• _INSTRUCTIONS TO FOLLOW_: Search the records below for the word "should". Pull out each line that has it.

• _SUPPLIED ENTRIES_:
*-*-*

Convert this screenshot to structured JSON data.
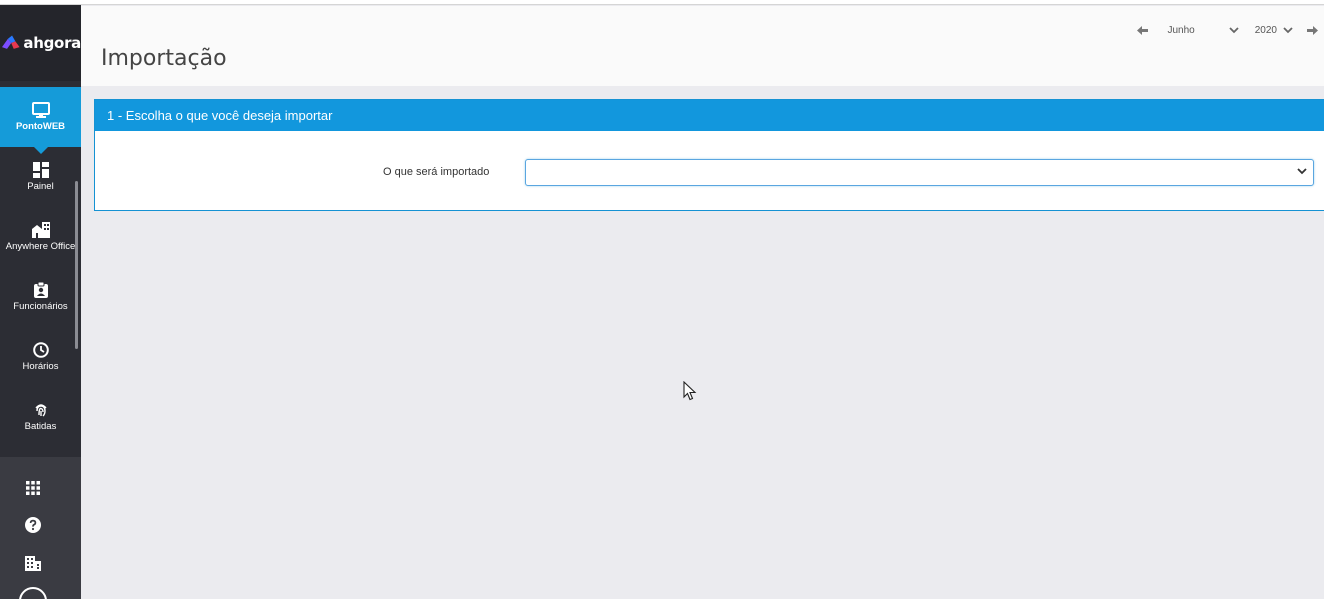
{
  "brand": {
    "name": "ahgora"
  },
  "sidebar": {
    "items": [
      {
        "label": "PontoWEB",
        "icon": "monitor-icon",
        "active": true
      },
      {
        "label": "Painel",
        "icon": "dashboard-icon"
      },
      {
        "label": "Anywhere Office",
        "icon": "buildings-icon"
      },
      {
        "label": "Funcionários",
        "icon": "badge-icon"
      },
      {
        "label": "Horários",
        "icon": "clock-icon"
      },
      {
        "label": "Batidas",
        "icon": "fingerprint-icon"
      }
    ],
    "bottom_icons": [
      "apps-grid-icon",
      "help-icon",
      "company-icon"
    ]
  },
  "header": {
    "title": "Importação",
    "period": {
      "month": "Junho",
      "year": "2020"
    }
  },
  "panel": {
    "title": "1 - Escolha o que você deseja importar",
    "field_label": "O que será importado",
    "field_value": ""
  },
  "colors": {
    "accent": "#1297dd",
    "sidebar": "#2c2d34",
    "background": "#ebebef"
  }
}
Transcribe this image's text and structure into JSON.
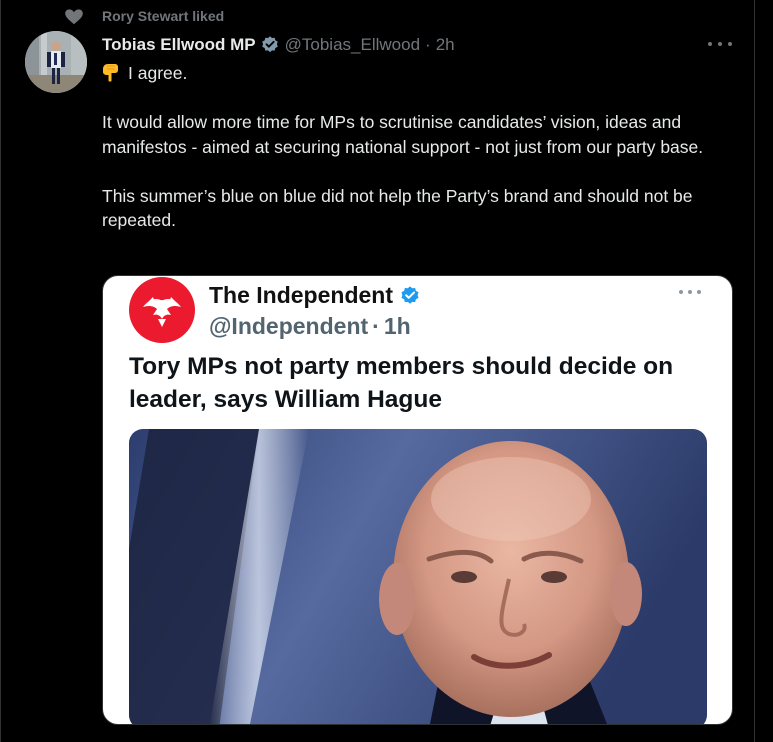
{
  "social_context": {
    "text": "Rory Stewart liked",
    "icon": "heart-icon"
  },
  "tweet": {
    "display_name": "Tobias Ellwood MP",
    "handle": "@Tobias_Ellwood",
    "separator": "·",
    "time": "2h",
    "first_line_emoji": "backhand-index-pointing-down-icon",
    "first_line": "I agree.",
    "paragraph_2": "It would allow more time for MPs to scrutinise candidates’ vision, ideas and manifestos - aimed at securing national support - not just from our party base.",
    "paragraph_3": "This summer’s blue on blue did not help the Party’s brand and should not be repeated."
  },
  "embedded": {
    "account_name": "The Independent",
    "account_handle": "@Independent",
    "separator": "·",
    "time": "1h",
    "headline": "Tory MPs not party members should decide on leader, says William Hague",
    "logo": "independent-eagle-logo"
  },
  "colors": {
    "background": "#000000",
    "primary_text": "#e7e9ea",
    "secondary_text": "#71767b",
    "verified": "#1d9bf0",
    "independent_red": "#ec1a2e"
  }
}
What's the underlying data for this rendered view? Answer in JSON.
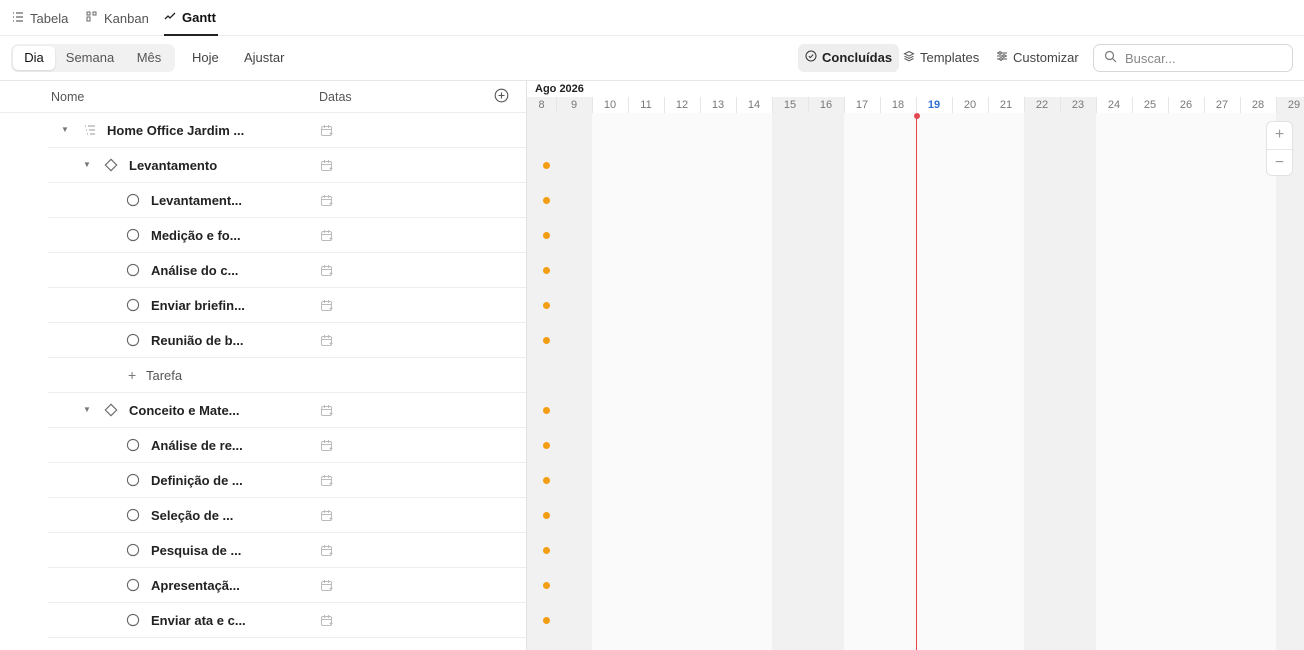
{
  "view_tabs": [
    {
      "label": "Tabela",
      "icon": "list-icon"
    },
    {
      "label": "Kanban",
      "icon": "kanban-icon"
    },
    {
      "label": "Gantt",
      "icon": "chart-line-icon",
      "active": true
    }
  ],
  "toolbar": {
    "scale": [
      "Dia",
      "Semana",
      "Mês"
    ],
    "scale_active": "Dia",
    "today_label": "Hoje",
    "fit_label": "Ajustar",
    "completed_label": "Concluídas",
    "templates_label": "Templates",
    "customize_label": "Customizar",
    "search_placeholder": "Buscar..."
  },
  "table_header": {
    "name": "Nome",
    "dates": "Datas"
  },
  "rows": [
    {
      "label": "Home Office Jardim ...",
      "kind": "project"
    },
    {
      "label": "Levantamento",
      "kind": "phase"
    },
    {
      "label": "Levantament...",
      "kind": "task"
    },
    {
      "label": "Medição e fo...",
      "kind": "task"
    },
    {
      "label": "Análise do c...",
      "kind": "task"
    },
    {
      "label": "Enviar briefin...",
      "kind": "task"
    },
    {
      "label": "Reunião de b...",
      "kind": "task"
    },
    {
      "label": "Tarefa",
      "kind": "add"
    },
    {
      "label": "Conceito e Mate...",
      "kind": "phase"
    },
    {
      "label": "Análise de re...",
      "kind": "task"
    },
    {
      "label": "Definição de ...",
      "kind": "task"
    },
    {
      "label": "Seleção de ...",
      "kind": "task"
    },
    {
      "label": "Pesquisa de ...",
      "kind": "task"
    },
    {
      "label": "Apresentaçã...",
      "kind": "task"
    },
    {
      "label": "Enviar ata e c...",
      "kind": "task"
    }
  ],
  "gantt": {
    "month_label": "Ago 2026",
    "days": [
      "8",
      "9",
      "10",
      "11",
      "12",
      "13",
      "14",
      "15",
      "16",
      "17",
      "18",
      "19",
      "20",
      "21",
      "22",
      "23",
      "24",
      "25",
      "26",
      "27",
      "28",
      "29"
    ],
    "today": "19",
    "weekend_days": [
      "8",
      "9",
      "15",
      "16",
      "22",
      "23",
      "29"
    ],
    "milestone_color": "#f29d12",
    "today_color": "#e34850",
    "zoom_in": "+",
    "zoom_out": "−"
  }
}
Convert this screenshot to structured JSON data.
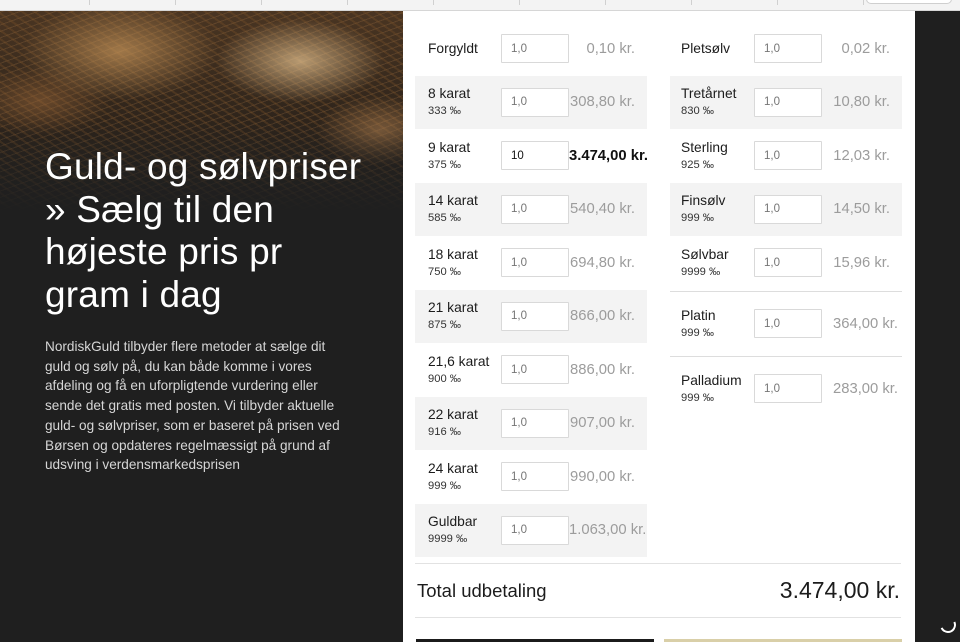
{
  "hero": {
    "title": "Guld- og sølvpriser » Sælg til den højeste pris pr gram i dag",
    "description": "NordiskGuld tilbyder flere metoder at sælge dit guld og sølv på, du kan både komme i vores afdeling og få en uforpligtende vurdering eller sende det gratis med posten. Vi tilbyder aktuelle guld- og sølvpriser, som er baseret på prisen ved Børsen og opdateres regelmæssigt på grund af udsving i verdensmarkedsprisen"
  },
  "gold": {
    "items": [
      {
        "name": "Forgyldt",
        "fineness": "",
        "placeholder": "1,0",
        "value": "",
        "price": "0,10 kr."
      },
      {
        "name": "8 karat",
        "fineness": "333 ‰",
        "placeholder": "1,0",
        "value": "",
        "price": "308,80 kr."
      },
      {
        "name": "9 karat",
        "fineness": "375 ‰",
        "placeholder": "1,0",
        "value": "10",
        "price": "3.474,00 kr."
      },
      {
        "name": "14 karat",
        "fineness": "585 ‰",
        "placeholder": "1,0",
        "value": "",
        "price": "540,40 kr."
      },
      {
        "name": "18 karat",
        "fineness": "750 ‰",
        "placeholder": "1,0",
        "value": "",
        "price": "694,80 kr."
      },
      {
        "name": "21 karat",
        "fineness": "875 ‰",
        "placeholder": "1,0",
        "value": "",
        "price": "866,00 kr."
      },
      {
        "name": "21,6 karat",
        "fineness": "900 ‰",
        "placeholder": "1,0",
        "value": "",
        "price": "886,00 kr."
      },
      {
        "name": "22 karat",
        "fineness": "916 ‰",
        "placeholder": "1,0",
        "value": "",
        "price": "907,00 kr."
      },
      {
        "name": "24 karat",
        "fineness": "999 ‰",
        "placeholder": "1,0",
        "value": "",
        "price": "990,00 kr."
      },
      {
        "name": "Guldbar",
        "fineness": "9999 ‰",
        "placeholder": "1,0",
        "value": "",
        "price": "1.063,00 kr."
      }
    ]
  },
  "silver": {
    "items": [
      {
        "name": "Pletsølv",
        "fineness": "",
        "placeholder": "1,0",
        "value": "",
        "price": "0,02 kr."
      },
      {
        "name": "Tretårnet",
        "fineness": "830 ‰",
        "placeholder": "1,0",
        "value": "",
        "price": "10,80 kr."
      },
      {
        "name": "Sterling",
        "fineness": "925 ‰",
        "placeholder": "1,0",
        "value": "",
        "price": "12,03 kr."
      },
      {
        "name": "Finsølv",
        "fineness": "999 ‰",
        "placeholder": "1,0",
        "value": "",
        "price": "14,50 kr."
      },
      {
        "name": "Sølvbar",
        "fineness": "9999 ‰",
        "placeholder": "1,0",
        "value": "",
        "price": "15,96 kr."
      }
    ]
  },
  "other": {
    "items": [
      {
        "name": "Platin",
        "fineness": "999 ‰",
        "placeholder": "1,0",
        "value": "",
        "price": "364,00 kr."
      },
      {
        "name": "Palladium",
        "fineness": "999 ‰",
        "placeholder": "1,0",
        "value": "",
        "price": "283,00 kr."
      }
    ]
  },
  "total": {
    "label": "Total udbetaling",
    "value": "3.474,00 kr."
  },
  "colors": {
    "background": "#1f1f1f",
    "panel": "#ffffff",
    "row_shade": "#f3f3f3",
    "price_muted": "#9c9c9c"
  }
}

*-*-*

• _TASK RESULT_:
    "paragraph_3": "This summer’s blue on blue did not help the Party’s brand and should not be repeated."
    "headline": "Tory MPs not party members should decide on leader, says William Hague",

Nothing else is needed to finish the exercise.